Reproduce the material word for word; the images stay out.

◆ Items listed in a dataset ◆
_ _ _

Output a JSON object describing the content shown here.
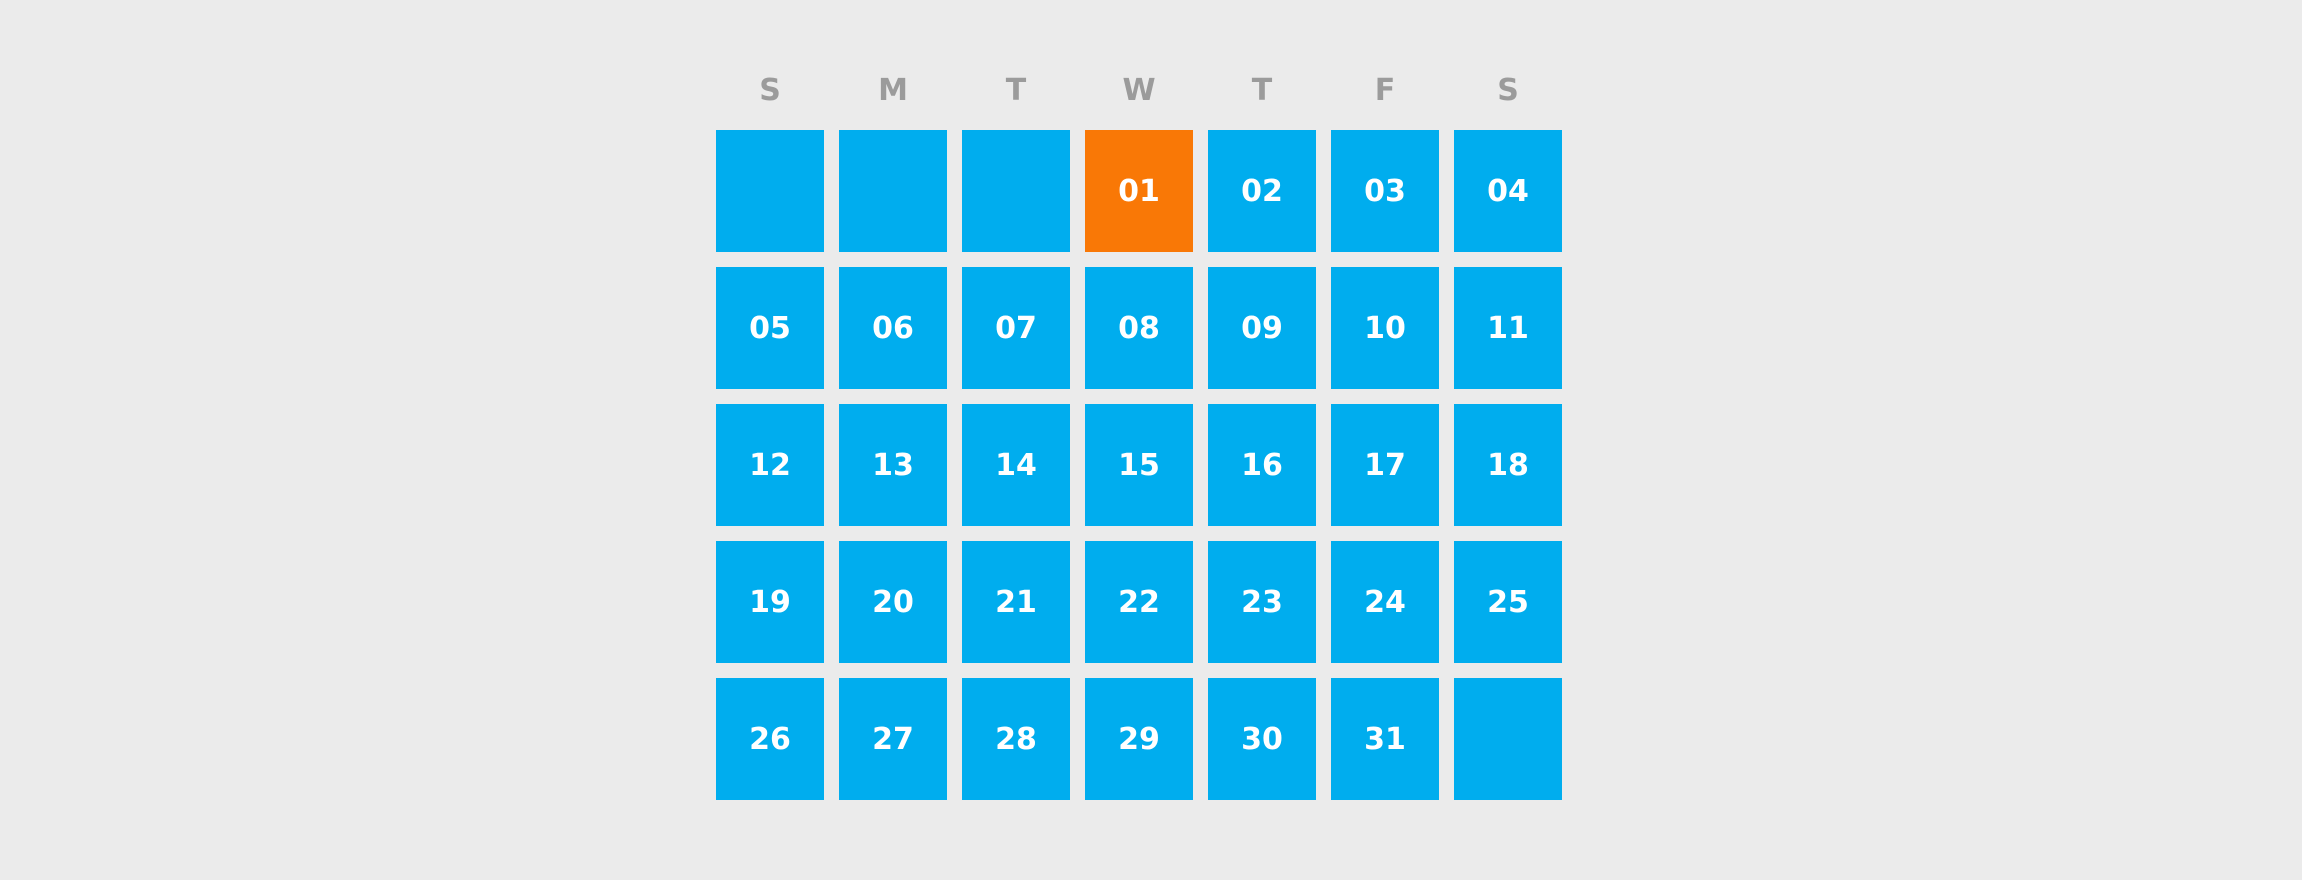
{
  "colors": {
    "background": "#ebebeb",
    "day_tile": "#00adee",
    "today_tile": "#f97806",
    "day_text": "#ffffff",
    "weekday_text": "#9b9b9b"
  },
  "calendar": {
    "weekdays": [
      "S",
      "M",
      "T",
      "W",
      "T",
      "F",
      "S"
    ],
    "cells": [
      "",
      "",
      "",
      "01",
      "02",
      "03",
      "04",
      "05",
      "06",
      "07",
      "08",
      "09",
      "10",
      "11",
      "12",
      "13",
      "14",
      "15",
      "16",
      "17",
      "18",
      "19",
      "20",
      "21",
      "22",
      "23",
      "24",
      "25",
      "26",
      "27",
      "28",
      "29",
      "30",
      "31",
      ""
    ],
    "today": "01"
  }
}
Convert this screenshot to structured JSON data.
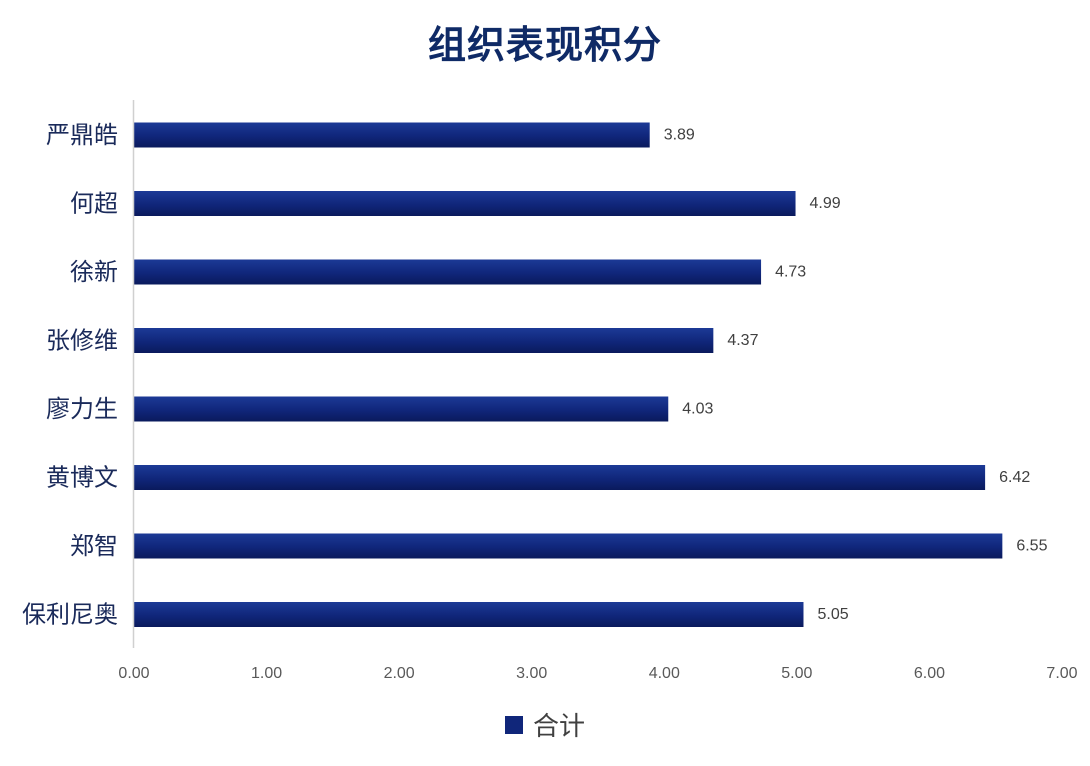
{
  "chart_data": {
    "type": "bar",
    "orientation": "horizontal",
    "title": "组织表现积分",
    "categories": [
      "严鼎皓",
      "何超",
      "徐新",
      "张修维",
      "廖力生",
      "黄博文",
      "郑智",
      "保利尼奥"
    ],
    "series": [
      {
        "name": "合计",
        "values": [
          3.89,
          4.99,
          4.73,
          4.37,
          4.03,
          6.42,
          6.55,
          5.05
        ],
        "color": "#10267a"
      }
    ],
    "x_ticks": [
      "0.00",
      "1.00",
      "2.00",
      "3.00",
      "4.00",
      "5.00",
      "6.00",
      "7.00"
    ],
    "xlim": [
      0,
      7
    ],
    "grid": false,
    "data_labels": true,
    "legend_position": "bottom"
  }
}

_ _ _

◆ Task response ◆
Output a JSON object describing the content shown here.
{
  "colors": {
    "background": "#ebebeb",
    "day_tile": "#00adee",
    "today_tile": "#f97806",
    "day_text": "#ffffff",
    "weekday_text": "#9b9b9b"
  },
  "calendar": {
    "weekdays": [
      "S",
      "M",
      "T",
      "W",
      "T",
      "F",
      "S"
    ],
    "cells": [
      "",
      "",
      "",
      "01",
      "02",
      "03",
      "04",
      "05",
      "06",
      "07",
      "08",
      "09",
      "10",
      "11",
      "12",
      "13",
      "14",
      "15",
      "16",
      "17",
      "18",
      "19",
      "20",
      "21",
      "22",
      "23",
      "24",
      "25",
      "26",
      "27",
      "28",
      "29",
      "30",
      "31",
      ""
    ],
    "today": "01"
  }
}
Convert this screenshot to structured JSON data.
{
  "chart_data": {
    "type": "bar",
    "orientation": "horizontal",
    "title": "组织表现积分",
    "categories": [
      "严鼎皓",
      "何超",
      "徐新",
      "张修维",
      "廖力生",
      "黄博文",
      "郑智",
      "保利尼奥"
    ],
    "series": [
      {
        "name": "合计",
        "values": [
          3.89,
          4.99,
          4.73,
          4.37,
          4.03,
          6.42,
          6.55,
          5.05
        ],
        "color": "#10267a"
      }
    ],
    "x_ticks": [
      "0.00",
      "1.00",
      "2.00",
      "3.00",
      "4.00",
      "5.00",
      "6.00",
      "7.00"
    ],
    "xlim": [
      0,
      7
    ],
    "grid": false,
    "data_labels": true,
    "legend_position": "bottom"
  }
}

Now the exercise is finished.